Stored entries
** begin **

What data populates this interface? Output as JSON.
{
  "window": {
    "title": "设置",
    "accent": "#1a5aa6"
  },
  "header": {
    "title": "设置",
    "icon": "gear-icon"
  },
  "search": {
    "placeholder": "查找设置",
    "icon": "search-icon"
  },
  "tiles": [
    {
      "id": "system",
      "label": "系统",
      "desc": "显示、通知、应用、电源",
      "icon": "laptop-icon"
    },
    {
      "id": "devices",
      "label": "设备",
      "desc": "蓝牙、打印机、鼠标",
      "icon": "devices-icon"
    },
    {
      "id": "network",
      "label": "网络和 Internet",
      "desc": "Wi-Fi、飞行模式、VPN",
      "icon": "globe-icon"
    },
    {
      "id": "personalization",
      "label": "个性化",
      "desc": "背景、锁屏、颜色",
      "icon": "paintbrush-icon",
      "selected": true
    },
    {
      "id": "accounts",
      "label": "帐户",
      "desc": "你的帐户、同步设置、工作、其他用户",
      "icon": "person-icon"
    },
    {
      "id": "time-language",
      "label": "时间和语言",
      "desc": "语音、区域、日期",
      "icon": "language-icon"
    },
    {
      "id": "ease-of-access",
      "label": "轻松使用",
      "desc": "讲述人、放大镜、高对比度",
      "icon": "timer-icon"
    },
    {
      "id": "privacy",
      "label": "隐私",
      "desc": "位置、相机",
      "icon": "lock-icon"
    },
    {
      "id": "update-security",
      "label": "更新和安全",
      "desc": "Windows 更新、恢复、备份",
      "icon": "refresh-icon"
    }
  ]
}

** end **

THE REQUEST: Would you copy out each line exactly as written?

EXERCISE SOLUTION:
What data populates this interface? Output as JSON.
{
  "window": {
    "title": "设置",
    "accent": "#1a5aa6"
  },
  "header": {
    "title": "设置",
    "icon": "gear-icon"
  },
  "search": {
    "placeholder": "查找设置",
    "icon": "search-icon"
  },
  "tiles": [
    {
      "id": "system",
      "label": "系统",
      "desc": "显示、通知、应用、电源",
      "icon": "laptop-icon"
    },
    {
      "id": "devices",
      "label": "设备",
      "desc": "蓝牙、打印机、鼠标",
      "icon": "devices-icon"
    },
    {
      "id": "network",
      "label": "网络和 Internet",
      "desc": "Wi-Fi、飞行模式、VPN",
      "icon": "globe-icon"
    },
    {
      "id": "personalization",
      "label": "个性化",
      "desc": "背景、锁屏、颜色",
      "icon": "paintbrush-icon",
      "selected": true
    },
    {
      "id": "accounts",
      "label": "帐户",
      "desc": "你的帐户、同步设置、工作、其他用户",
      "icon": "person-icon"
    },
    {
      "id": "time-language",
      "label": "时间和语言",
      "desc": "语音、区域、日期",
      "icon": "language-icon"
    },
    {
      "id": "ease-of-access",
      "label": "轻松使用",
      "desc": "讲述人、放大镜、高对比度",
      "icon": "timer-icon"
    },
    {
      "id": "privacy",
      "label": "隐私",
      "desc": "位置、相机",
      "icon": "lock-icon"
    },
    {
      "id": "update-security",
      "label": "更新和安全",
      "desc": "Windows 更新、恢复、备份",
      "icon": "refresh-icon"
    }
  ]
}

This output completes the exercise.